→ **Directions**
From the entries that follow, extract each line holding the string "seats".

[START]

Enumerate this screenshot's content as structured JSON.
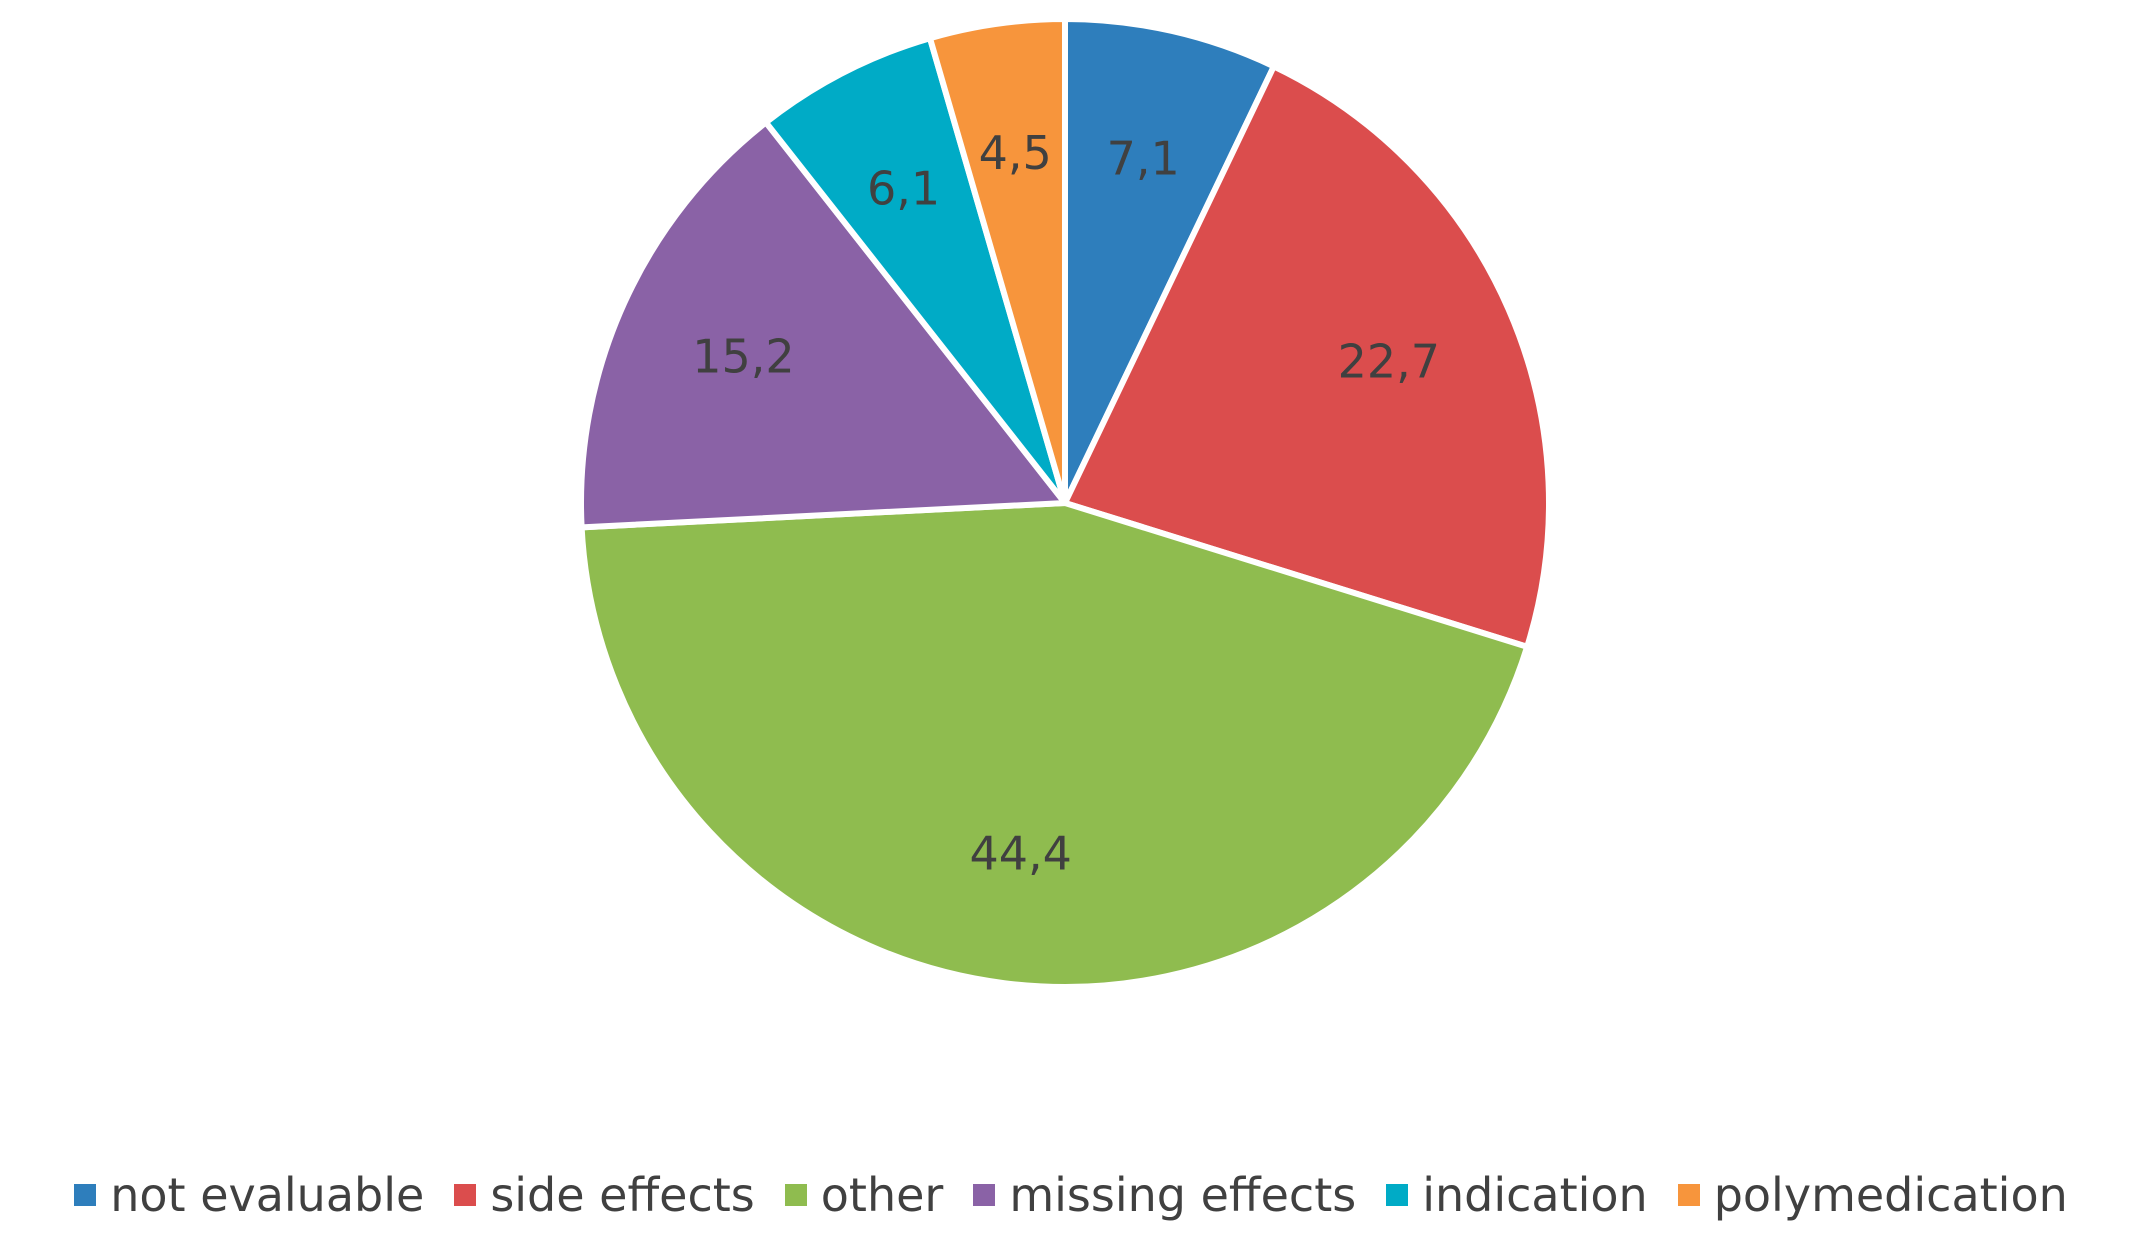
{
  "chart_data": {
    "type": "pie",
    "categories": [
      "not evaluable",
      "side effects",
      "other",
      "missing effects",
      "indication",
      "polymedication"
    ],
    "values": [
      7.1,
      22.7,
      44.4,
      15.2,
      6.1,
      4.5
    ],
    "value_labels": [
      "7,1",
      "22,7",
      "44,4",
      "15,2",
      "6,1",
      "4,5"
    ],
    "colors": [
      "#2e7ebc",
      "#db4d4d",
      "#8fbc4f",
      "#8a62a6",
      "#00abc6",
      "#f7953c"
    ],
    "start_angle": "12 o'clock",
    "direction": "clockwise",
    "legend_position": "bottom",
    "title": ""
  }
}
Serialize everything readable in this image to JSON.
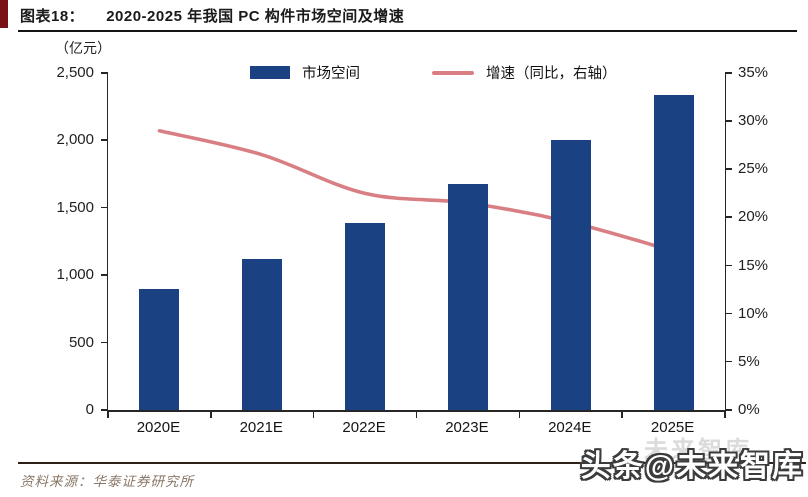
{
  "header": {
    "caption_label": "图表18：",
    "caption_title": "2020-2025 年我国 PC 构件市场空间及增速"
  },
  "footer": {
    "source": "资料来源：华泰证券研究所",
    "watermark": "头条@未来智库",
    "watermark_ghost": "未来智库"
  },
  "colors": {
    "bar": "#1a4182",
    "line": "#d97f84",
    "accent_maroon": "#7a1116",
    "axis": "#262626"
  },
  "chart_data": {
    "type": "bar",
    "subtype": "bar+line-combo",
    "title": "2020-2025 年我国 PC 构件市场空间及增速",
    "unit_label": "（亿元）",
    "categories": [
      "2020E",
      "2021E",
      "2022E",
      "2023E",
      "2024E",
      "2025E"
    ],
    "series": [
      {
        "name": "市场空间",
        "type": "bar",
        "axis": "left",
        "color": "#1a4182",
        "values": [
          900,
          1120,
          1390,
          1680,
          2000,
          2340
        ]
      },
      {
        "name": "增速（同比，右轴）",
        "type": "line",
        "axis": "right",
        "color": "#d97f84",
        "values": [
          29,
          26.5,
          22.5,
          21.5,
          19.5,
          16.5
        ]
      }
    ],
    "left_axis": {
      "min": 0,
      "max": 2500,
      "step": 500,
      "tick_labels": [
        "2,500",
        "2,000",
        "1,500",
        "1,000",
        "500",
        "0"
      ]
    },
    "right_axis": {
      "min": 0,
      "max": 35,
      "step": 5,
      "tick_labels": [
        "35%",
        "30%",
        "25%",
        "20%",
        "15%",
        "10%",
        "5%",
        "0%"
      ]
    },
    "legend_position": "top-center",
    "grid": false,
    "xlabel": "",
    "ylabel_left": "亿元",
    "ylabel_right": "%"
  }
}
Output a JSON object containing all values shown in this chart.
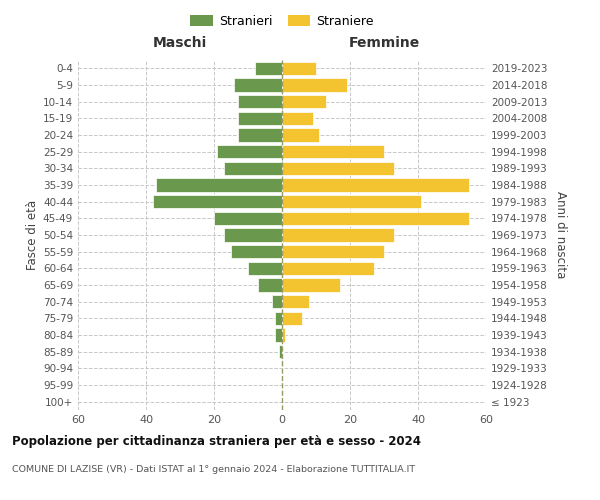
{
  "age_groups": [
    "100+",
    "95-99",
    "90-94",
    "85-89",
    "80-84",
    "75-79",
    "70-74",
    "65-69",
    "60-64",
    "55-59",
    "50-54",
    "45-49",
    "40-44",
    "35-39",
    "30-34",
    "25-29",
    "20-24",
    "15-19",
    "10-14",
    "5-9",
    "0-4"
  ],
  "birth_years": [
    "≤ 1923",
    "1924-1928",
    "1929-1933",
    "1934-1938",
    "1939-1943",
    "1944-1948",
    "1949-1953",
    "1954-1958",
    "1959-1963",
    "1964-1968",
    "1969-1973",
    "1974-1978",
    "1979-1983",
    "1984-1988",
    "1989-1993",
    "1994-1998",
    "1999-2003",
    "2004-2008",
    "2009-2013",
    "2014-2018",
    "2019-2023"
  ],
  "maschi": [
    0,
    0,
    0,
    1,
    2,
    2,
    3,
    7,
    10,
    15,
    17,
    20,
    38,
    37,
    17,
    19,
    13,
    13,
    13,
    14,
    8
  ],
  "femmine": [
    0,
    0,
    0,
    0,
    1,
    6,
    8,
    17,
    27,
    30,
    33,
    55,
    41,
    55,
    33,
    30,
    11,
    9,
    13,
    19,
    10
  ],
  "maschi_color": "#6a994e",
  "femmine_color": "#f4c430",
  "bar_edge_color": "white",
  "background_color": "#ffffff",
  "grid_color": "#c8c8c8",
  "title": "Popolazione per cittadinanza straniera per età e sesso - 2024",
  "subtitle": "COMUNE DI LAZISE (VR) - Dati ISTAT al 1° gennaio 2024 - Elaborazione TUTTITALIA.IT",
  "legend_stranieri": "Stranieri",
  "legend_straniere": "Straniere",
  "label_maschi": "Maschi",
  "label_femmine": "Femmine",
  "ylabel_left": "Fasce di età",
  "ylabel_right": "Anni di nascita",
  "xlim": 60
}
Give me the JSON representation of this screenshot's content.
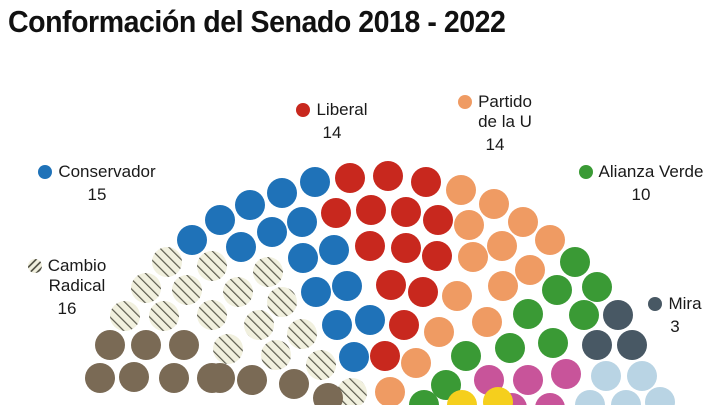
{
  "chart_data": {
    "type": "parliament",
    "title": "Conformación del Senado 2018 - 2022",
    "parties": [
      {
        "name": "Liberal",
        "name_lines": [
          "Liberal"
        ],
        "seats": 14,
        "color": "#c8281e"
      },
      {
        "name": "Partido de la U",
        "name_lines": [
          "Partido",
          "de la U"
        ],
        "seats": 14,
        "color": "#ef9b63"
      },
      {
        "name": "Conservador",
        "name_lines": [
          "Conservador"
        ],
        "seats": 15,
        "color": "#1f72b8"
      },
      {
        "name": "Alianza Verde",
        "name_lines": [
          "Alianza Verde"
        ],
        "seats": 10,
        "color": "#3a9a35"
      },
      {
        "name": "Cambio Radical",
        "name_lines": [
          "Cambio",
          "Radical"
        ],
        "seats": 16,
        "color": "#f1f0de",
        "pattern": "diagonal-stripes"
      },
      {
        "name": "Mira",
        "name_lines": [
          "Mira"
        ],
        "seats": 3,
        "color": "#485864"
      }
    ],
    "unlabeled_colors": [
      "#7a6a55",
      "#c8549a",
      "#b9d4e4",
      "#f5cf1d"
    ]
  }
}
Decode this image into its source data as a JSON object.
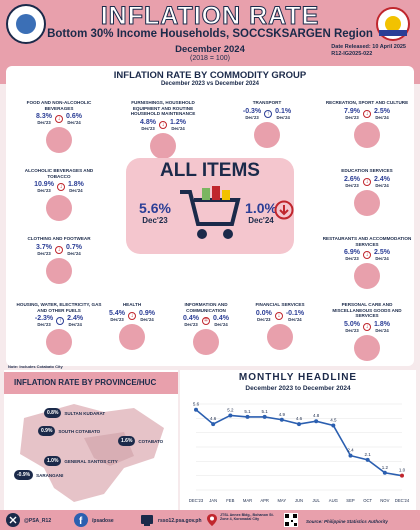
{
  "header": {
    "title": "INFLATION RATE",
    "subtitle": "Bottom 30% Income Households, SOCCSKSARGEN Region",
    "period": "December 2024",
    "base": "(2018 = 100)",
    "released": "Date Released: 10 April 2025",
    "ref": "R12-IG2025-022"
  },
  "section": {
    "title": "INFLATION RATE BY COMMODITY GROUP",
    "subtitle": "December 2023 vs December 2024"
  },
  "labels": {
    "dec23": "Dec'23",
    "dec24": "Dec'24"
  },
  "categories": [
    {
      "name": "FOOD AND NON-ALCOHOLIC BEVERAGES",
      "v23": "8.3%",
      "v24": "0.6%",
      "dir": "down"
    },
    {
      "name": "FURNISHINGS, HOUSEHOLD EQUIPMENT AND ROUTINE HOUSEHOLD MAINTENANCE",
      "v23": "4.8%",
      "v24": "1.2%",
      "dir": "down"
    },
    {
      "name": "TRANSPORT",
      "v23": "-0.3%",
      "v24": "0.1%",
      "dir": "up"
    },
    {
      "name": "RECREATION, SPORT AND CULTURE",
      "v23": "7.9%",
      "v24": "2.5%",
      "dir": "down"
    },
    {
      "name": "ALCOHOLIC BEVERAGES AND TOBACCO",
      "v23": "10.9%",
      "v24": "1.8%",
      "dir": "down"
    },
    {
      "name": "EDUCATION SERVICES",
      "v23": "2.6%",
      "v24": "2.4%",
      "dir": "down"
    },
    {
      "name": "CLOTHING AND FOOTWEAR",
      "v23": "3.7%",
      "v24": "0.7%",
      "dir": "down"
    },
    {
      "name": "RESTAURANTS AND ACCOMMODATION SERVICES",
      "v23": "6.9%",
      "v24": "2.5%",
      "dir": "down"
    },
    {
      "name": "HOUSING, WATER, ELECTRICITY, GAS AND OTHER FUELS",
      "v23": "-2.3%",
      "v24": "2.4%",
      "dir": "up"
    },
    {
      "name": "HEALTH",
      "v23": "5.4%",
      "v24": "0.9%",
      "dir": "down"
    },
    {
      "name": "INFORMATION AND COMMUNICATION",
      "v23": "0.4%",
      "v24": "0.4%",
      "dir": "same"
    },
    {
      "name": "FINANCIAL SERVICES",
      "v23": "0.0%",
      "v24": "-0.1%",
      "dir": "down"
    },
    {
      "name": "PERSONAL CARE AND MISCELLANEOUS GOODS AND SERVICES",
      "v23": "5.0%",
      "v24": "1.8%",
      "dir": "down"
    }
  ],
  "all_items": {
    "title": "ALL ITEMS",
    "v23": "5.6%",
    "v24": "1.0%"
  },
  "note": "Note: Includes Cotabato City",
  "province": {
    "title": "INFLATION RATE BY PROVINCE/HUC",
    "items": [
      {
        "name": "SULTAN KUDARAT",
        "value": "0.8%"
      },
      {
        "name": "SOUTH COTABATO",
        "value": "0.9%"
      },
      {
        "name": "COTABATO",
        "value": "1.6%"
      },
      {
        "name": "GENERAL SANTOS CITY",
        "value": "1.0%"
      },
      {
        "name": "SARANGANI",
        "value": "-0.9%"
      }
    ]
  },
  "monthly": {
    "title": "MONTHLY HEADLINE",
    "subtitle": "December 2023 to December 2024"
  },
  "chart_data": {
    "type": "line",
    "title": "MONTHLY HEADLINE",
    "categories": [
      "DEC'23",
      "JAN",
      "FEB",
      "MAR",
      "APR",
      "MAY",
      "JUN",
      "JUL",
      "AUG",
      "SEP",
      "OCT",
      "NOV",
      "DEC'24"
    ],
    "values": [
      5.6,
      4.6,
      5.2,
      5.1,
      5.1,
      4.9,
      4.6,
      4.8,
      4.5,
      2.4,
      2.1,
      1.2,
      1.0
    ],
    "ylim": [
      0,
      6
    ]
  },
  "footer": {
    "twitter": "@PSA_R12",
    "facebook": "/psadose",
    "web": "rsso12.psa.gov.ph",
    "address": "JTSL Annex Bldg., Bohanon St. Zone 4, Koronadal City",
    "source": "Source: Philippine Statistics Authority"
  },
  "colors": {
    "brand": "#e8a0ac",
    "navy": "#1b2a4a",
    "down": "#c0262d",
    "line": "#2b5fb0"
  }
}
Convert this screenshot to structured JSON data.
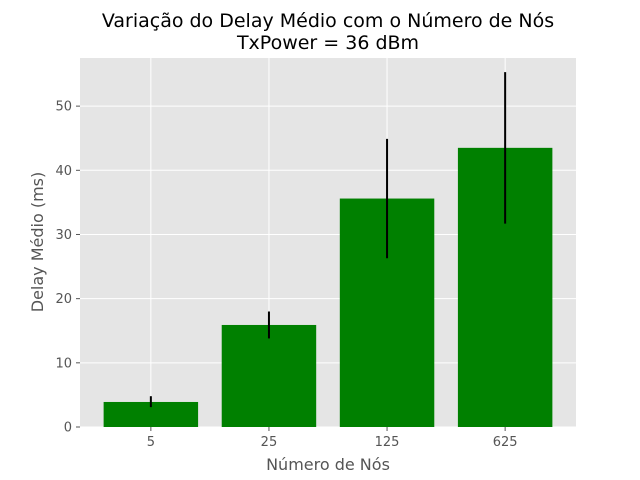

[END]

→ **Output for this exercise**
        "seats": 14,
        "seats": 14,
        "seats": 15,
        "seats": 10,
        "seats": 16,
        "seats": 3,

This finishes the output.